- [GIVEN PROBLEM]
Omit every picture and output the rest of the records exactly as they are.

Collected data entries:
----------------

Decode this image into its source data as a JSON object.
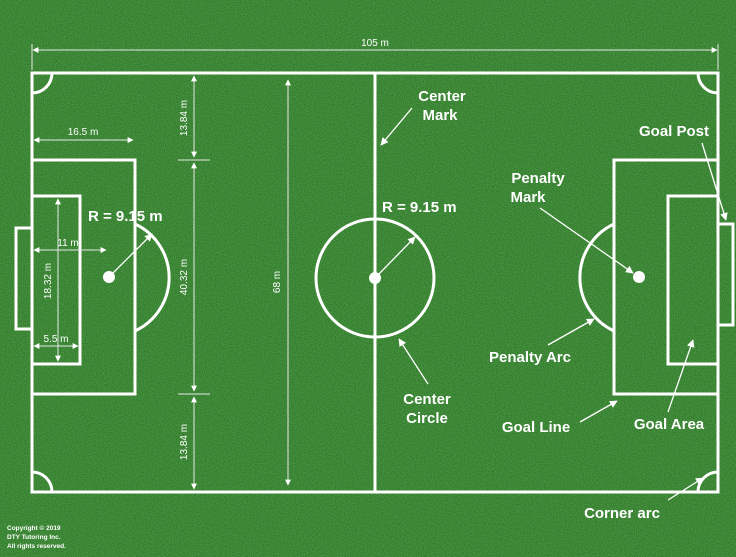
{
  "colors": {
    "grass_dark": "#1f5c1c",
    "grass_mid": "#2f7a2a",
    "grass_light": "#3f9436",
    "line": "#ffffff"
  },
  "measurements": {
    "field_length": "105 m",
    "field_width": "68 m",
    "penalty_area_depth": "16.5 m",
    "penalty_area_width": "40.32 m",
    "goal_area_depth": "5.5 m",
    "goal_area_width": "18.32 m",
    "penalty_spot_distance": "11 m",
    "side_gap_top": "13.84 m",
    "side_gap_bottom": "13.84 m",
    "radius_penalty": "R = 9.15 m",
    "radius_center": "R = 9.15 m"
  },
  "labels": {
    "center_mark_1": "Center",
    "center_mark_2": "Mark",
    "goal_post": "Goal Post",
    "penalty_mark_1": "Penalty",
    "penalty_mark_2": "Mark",
    "penalty_arc": "Penalty Arc",
    "center_circle_1": "Center",
    "center_circle_2": "Circle",
    "goal_line": "Goal Line",
    "goal_area": "Goal Area",
    "corner_arc": "Corner arc"
  },
  "copyright": {
    "line1": "Copyright © 2019",
    "line2": "DTY Tutoring Inc.",
    "line3": "All rights reserved."
  }
}
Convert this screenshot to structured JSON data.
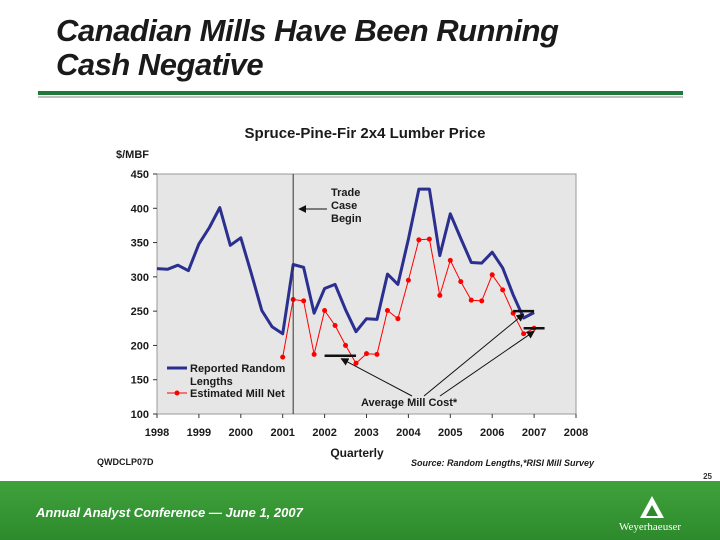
{
  "slide": {
    "title_line1": "Canadian Mills Have Been Running",
    "title_line2": "Cash Negative",
    "code": "QWDCLP07D",
    "source": "Source: Random Lengths,*RISI Mill Survey",
    "page_number": "25",
    "footer": "Annual Analyst Conference — June 1, 2007",
    "logo_text": "Weyerhaeuser",
    "colors": {
      "accent": "#2e8b2e",
      "series_reported": "#2b2f8f",
      "series_net": "#ff0000"
    }
  },
  "chart_data": {
    "type": "line",
    "title": "Spruce-Pine-Fir 2x4 Lumber Price",
    "ylabel": "$/MBF",
    "xlabel": "Quarterly",
    "ylim": [
      100,
      450
    ],
    "xlim": [
      1998,
      2008
    ],
    "yticks": [
      "100",
      "150",
      "200",
      "250",
      "300",
      "350",
      "400",
      "450"
    ],
    "xticks": [
      "1998",
      "1999",
      "2000",
      "2001",
      "2002",
      "2003",
      "2004",
      "2005",
      "2006",
      "2007",
      "2008"
    ],
    "grid": false,
    "legend_position": "bottom-left",
    "series": [
      {
        "name": "Reported Random Lengths",
        "color": "#2b2f8f",
        "x": [
          1998.0,
          1998.25,
          1998.5,
          1998.75,
          1999.0,
          1999.25,
          1999.5,
          1999.75,
          2000.0,
          2000.25,
          2000.5,
          2000.75,
          2001.0,
          2001.25,
          2001.5,
          2001.75,
          2002.0,
          2002.25,
          2002.5,
          2002.75,
          2003.0,
          2003.25,
          2003.5,
          2003.75,
          2004.0,
          2004.25,
          2004.5,
          2004.75,
          2005.0,
          2005.25,
          2005.5,
          2005.75,
          2006.0,
          2006.25,
          2006.5,
          2006.75,
          2007.0
        ],
        "values": [
          312,
          311,
          317,
          309,
          348,
          372,
          401,
          346,
          357,
          305,
          251,
          227,
          217,
          318,
          314,
          247,
          283,
          289,
          252,
          220,
          239,
          238,
          304,
          289,
          355,
          428,
          428,
          331,
          392,
          356,
          321,
          320,
          336,
          313,
          274,
          240,
          248
        ]
      },
      {
        "name": "Estimated Mill Net",
        "color": "#ff0000",
        "x": [
          2001.0,
          2001.25,
          2001.5,
          2001.75,
          2002.0,
          2002.25,
          2002.5,
          2002.75,
          2003.0,
          2003.25,
          2003.5,
          2003.75,
          2004.0,
          2004.25,
          2004.5,
          2004.75,
          2005.0,
          2005.25,
          2005.5,
          2005.75,
          2006.0,
          2006.25,
          2006.5,
          2006.75,
          2007.0
        ],
        "values": [
          183,
          267,
          265,
          187,
          251,
          229,
          200,
          174,
          188,
          187,
          251,
          239,
          295,
          354,
          355,
          273,
          324,
          293,
          266,
          265,
          303,
          281,
          247,
          217,
          225
        ]
      }
    ],
    "avg_mill_cost": [
      {
        "x": [
          2002.0,
          2002.75
        ],
        "value": 185
      },
      {
        "x": [
          2006.5,
          2007.0
        ],
        "value": 250
      },
      {
        "x": [
          2006.75,
          2007.25
        ],
        "value": 225
      }
    ],
    "annotations": {
      "trade_case": "Trade\nCase\nBegin",
      "trade_case_x": 2001.25,
      "avg_mill_cost": "Average Mill Cost*"
    }
  }
}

----------------

- [EXERCISE OUTPUT]
Decode this image into its source data as a JSON object.
{
  "colors": {
    "grass_dark": "#1f5c1c",
    "grass_mid": "#2f7a2a",
    "grass_light": "#3f9436",
    "line": "#ffffff"
  },
  "measurements": {
    "field_length": "105 m",
    "field_width": "68 m",
    "penalty_area_depth": "16.5 m",
    "penalty_area_width": "40.32 m",
    "goal_area_depth": "5.5 m",
    "goal_area_width": "18.32 m",
    "penalty_spot_distance": "11 m",
    "side_gap_top": "13.84 m",
    "side_gap_bottom": "13.84 m",
    "radius_penalty": "R = 9.15 m",
    "radius_center": "R = 9.15 m"
  },
  "labels": {
    "center_mark_1": "Center",
    "center_mark_2": "Mark",
    "goal_post": "Goal Post",
    "penalty_mark_1": "Penalty",
    "penalty_mark_2": "Mark",
    "penalty_arc": "Penalty Arc",
    "center_circle_1": "Center",
    "center_circle_2": "Circle",
    "goal_line": "Goal Line",
    "goal_area": "Goal Area",
    "corner_arc": "Corner arc"
  },
  "copyright": {
    "line1": "Copyright © 2019",
    "line2": "DTY Tutoring Inc.",
    "line3": "All rights reserved."
  }
}
Convert this screenshot to structured JSON data.
{
  "slide": {
    "title_line1": "Canadian Mills Have Been Running",
    "title_line2": "Cash Negative",
    "code": "QWDCLP07D",
    "source": "Source: Random Lengths,*RISI Mill Survey",
    "page_number": "25",
    "footer": "Annual Analyst Conference — June 1, 2007",
    "logo_text": "Weyerhaeuser",
    "colors": {
      "accent": "#2e8b2e",
      "series_reported": "#2b2f8f",
      "series_net": "#ff0000"
    }
  },
  "chart_data": {
    "type": "line",
    "title": "Spruce-Pine-Fir 2x4 Lumber Price",
    "ylabel": "$/MBF",
    "xlabel": "Quarterly",
    "ylim": [
      100,
      450
    ],
    "xlim": [
      1998,
      2008
    ],
    "yticks": [
      "100",
      "150",
      "200",
      "250",
      "300",
      "350",
      "400",
      "450"
    ],
    "xticks": [
      "1998",
      "1999",
      "2000",
      "2001",
      "2002",
      "2003",
      "2004",
      "2005",
      "2006",
      "2007",
      "2008"
    ],
    "grid": false,
    "legend_position": "bottom-left",
    "series": [
      {
        "name": "Reported Random Lengths",
        "color": "#2b2f8f",
        "x": [
          1998.0,
          1998.25,
          1998.5,
          1998.75,
          1999.0,
          1999.25,
          1999.5,
          1999.75,
          2000.0,
          2000.25,
          2000.5,
          2000.75,
          2001.0,
          2001.25,
          2001.5,
          2001.75,
          2002.0,
          2002.25,
          2002.5,
          2002.75,
          2003.0,
          2003.25,
          2003.5,
          2003.75,
          2004.0,
          2004.25,
          2004.5,
          2004.75,
          2005.0,
          2005.25,
          2005.5,
          2005.75,
          2006.0,
          2006.25,
          2006.5,
          2006.75,
          2007.0
        ],
        "values": [
          312,
          311,
          317,
          309,
          348,
          372,
          401,
          346,
          357,
          305,
          251,
          227,
          217,
          318,
          314,
          247,
          283,
          289,
          252,
          220,
          239,
          238,
          304,
          289,
          355,
          428,
          428,
          331,
          392,
          356,
          321,
          320,
          336,
          313,
          274,
          240,
          248
        ]
      },
      {
        "name": "Estimated Mill Net",
        "color": "#ff0000",
        "x": [
          2001.0,
          2001.25,
          2001.5,
          2001.75,
          2002.0,
          2002.25,
          2002.5,
          2002.75,
          2003.0,
          2003.25,
          2003.5,
          2003.75,
          2004.0,
          2004.25,
          2004.5,
          2004.75,
          2005.0,
          2005.25,
          2005.5,
          2005.75,
          2006.0,
          2006.25,
          2006.5,
          2006.75,
          2007.0
        ],
        "values": [
          183,
          267,
          265,
          187,
          251,
          229,
          200,
          174,
          188,
          187,
          251,
          239,
          295,
          354,
          355,
          273,
          324,
          293,
          266,
          265,
          303,
          281,
          247,
          217,
          225
        ]
      }
    ],
    "avg_mill_cost": [
      {
        "x": [
          2002.0,
          2002.75
        ],
        "value": 185
      },
      {
        "x": [
          2006.5,
          2007.0
        ],
        "value": 250
      },
      {
        "x": [
          2006.75,
          2007.25
        ],
        "value": 225
      }
    ],
    "annotations": {
      "trade_case": "Trade\nCase\nBegin",
      "trade_case_x": 2001.25,
      "avg_mill_cost": "Average Mill Cost*"
    }
  }
}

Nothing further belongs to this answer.